◆ **Activity**
Copy every line that contains the string "órganos" from the entries below.

::::

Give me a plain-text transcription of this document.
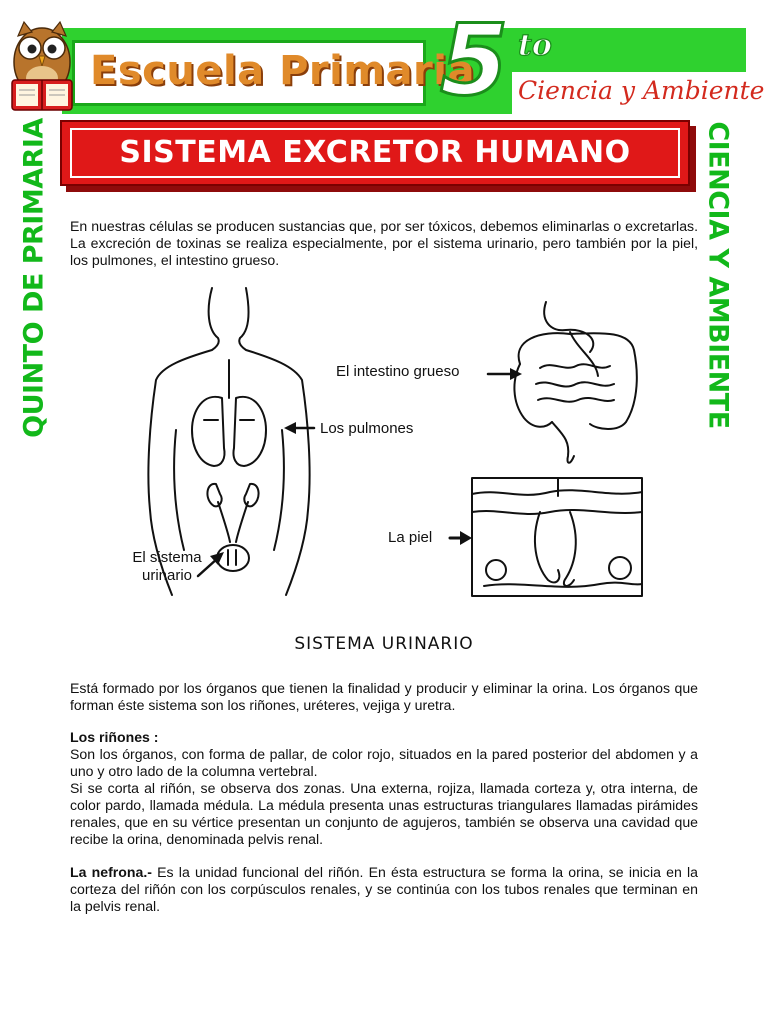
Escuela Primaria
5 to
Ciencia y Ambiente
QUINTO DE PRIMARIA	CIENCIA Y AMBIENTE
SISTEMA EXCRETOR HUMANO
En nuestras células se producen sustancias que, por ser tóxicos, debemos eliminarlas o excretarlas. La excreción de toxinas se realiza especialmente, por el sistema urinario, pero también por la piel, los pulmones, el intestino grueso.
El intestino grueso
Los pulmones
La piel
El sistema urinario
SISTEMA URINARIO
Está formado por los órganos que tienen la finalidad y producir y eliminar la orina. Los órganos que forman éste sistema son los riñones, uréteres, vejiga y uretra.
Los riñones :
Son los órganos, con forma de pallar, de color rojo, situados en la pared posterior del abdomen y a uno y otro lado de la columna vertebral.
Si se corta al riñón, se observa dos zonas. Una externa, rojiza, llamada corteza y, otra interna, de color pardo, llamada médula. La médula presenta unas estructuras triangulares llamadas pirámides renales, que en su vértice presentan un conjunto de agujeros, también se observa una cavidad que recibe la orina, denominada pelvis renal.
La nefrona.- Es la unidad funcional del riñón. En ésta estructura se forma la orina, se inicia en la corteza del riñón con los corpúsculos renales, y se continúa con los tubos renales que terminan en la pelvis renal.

::::

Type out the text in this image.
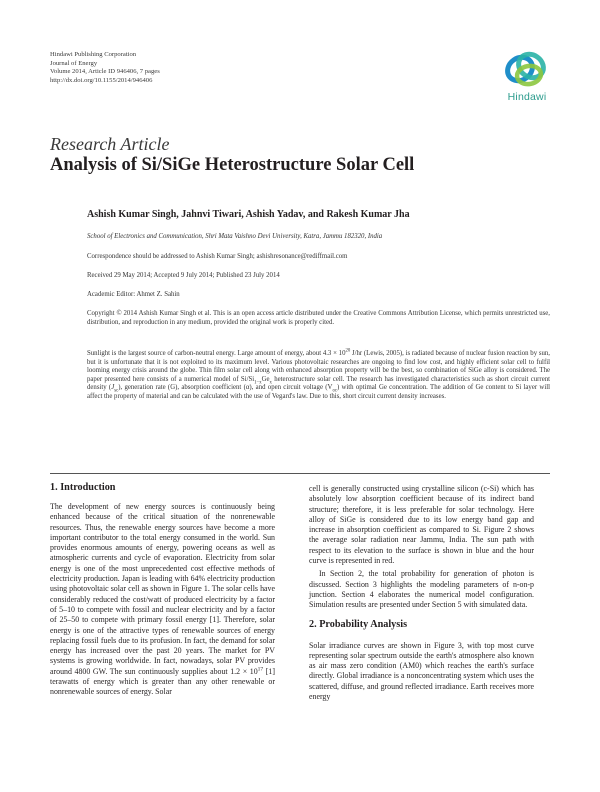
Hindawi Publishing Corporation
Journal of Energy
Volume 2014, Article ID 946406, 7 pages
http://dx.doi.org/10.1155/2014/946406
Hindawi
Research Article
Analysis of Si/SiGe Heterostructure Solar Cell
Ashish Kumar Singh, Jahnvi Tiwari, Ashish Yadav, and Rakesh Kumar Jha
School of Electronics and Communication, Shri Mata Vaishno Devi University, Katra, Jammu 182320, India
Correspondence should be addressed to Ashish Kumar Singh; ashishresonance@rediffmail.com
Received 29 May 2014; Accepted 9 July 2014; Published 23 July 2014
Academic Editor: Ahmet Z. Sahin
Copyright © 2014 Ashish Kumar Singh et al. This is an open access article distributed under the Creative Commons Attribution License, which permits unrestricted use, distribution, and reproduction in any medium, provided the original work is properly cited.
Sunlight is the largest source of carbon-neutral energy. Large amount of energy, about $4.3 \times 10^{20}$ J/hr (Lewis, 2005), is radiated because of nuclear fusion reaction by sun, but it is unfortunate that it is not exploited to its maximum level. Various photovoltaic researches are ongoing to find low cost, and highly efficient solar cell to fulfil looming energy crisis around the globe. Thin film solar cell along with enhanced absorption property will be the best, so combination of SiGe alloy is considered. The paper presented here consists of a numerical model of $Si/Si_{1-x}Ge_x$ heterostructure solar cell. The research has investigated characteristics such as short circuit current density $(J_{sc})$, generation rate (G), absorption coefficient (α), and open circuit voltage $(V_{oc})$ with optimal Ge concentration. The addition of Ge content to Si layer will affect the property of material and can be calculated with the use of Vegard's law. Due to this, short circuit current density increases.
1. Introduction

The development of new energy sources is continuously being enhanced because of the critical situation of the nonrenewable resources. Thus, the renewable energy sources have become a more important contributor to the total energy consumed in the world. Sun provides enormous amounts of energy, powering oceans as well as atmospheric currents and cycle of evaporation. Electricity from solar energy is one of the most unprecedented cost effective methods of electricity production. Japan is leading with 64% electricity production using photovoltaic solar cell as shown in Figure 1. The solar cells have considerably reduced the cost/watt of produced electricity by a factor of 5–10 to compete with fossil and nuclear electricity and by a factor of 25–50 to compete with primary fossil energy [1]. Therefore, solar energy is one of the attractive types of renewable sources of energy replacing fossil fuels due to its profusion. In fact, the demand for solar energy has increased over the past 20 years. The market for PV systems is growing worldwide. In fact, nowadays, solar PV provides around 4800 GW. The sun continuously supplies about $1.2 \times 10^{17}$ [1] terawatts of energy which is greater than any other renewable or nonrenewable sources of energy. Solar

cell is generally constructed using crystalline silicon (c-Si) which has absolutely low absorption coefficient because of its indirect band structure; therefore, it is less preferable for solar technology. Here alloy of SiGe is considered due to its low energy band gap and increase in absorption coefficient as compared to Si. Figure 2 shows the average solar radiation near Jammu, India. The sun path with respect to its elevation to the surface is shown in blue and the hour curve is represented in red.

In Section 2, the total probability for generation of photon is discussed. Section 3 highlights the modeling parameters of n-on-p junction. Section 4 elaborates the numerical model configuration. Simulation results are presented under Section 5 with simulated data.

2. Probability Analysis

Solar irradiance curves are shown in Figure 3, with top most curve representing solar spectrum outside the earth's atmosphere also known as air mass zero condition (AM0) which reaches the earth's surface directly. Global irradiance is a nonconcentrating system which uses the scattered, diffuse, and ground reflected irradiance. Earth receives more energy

::::

◆ **Exercise output**
Está formado por los órganos que tienen la finalidad y producir y eliminar la orina. Los órganos que forman éste sistema son los riñones, uréteres, vejiga y uretra.
Son los órganos, con forma de pallar, de color rojo, situados en la pared posterior del abdomen y a uno y otro lado de la columna vertebral.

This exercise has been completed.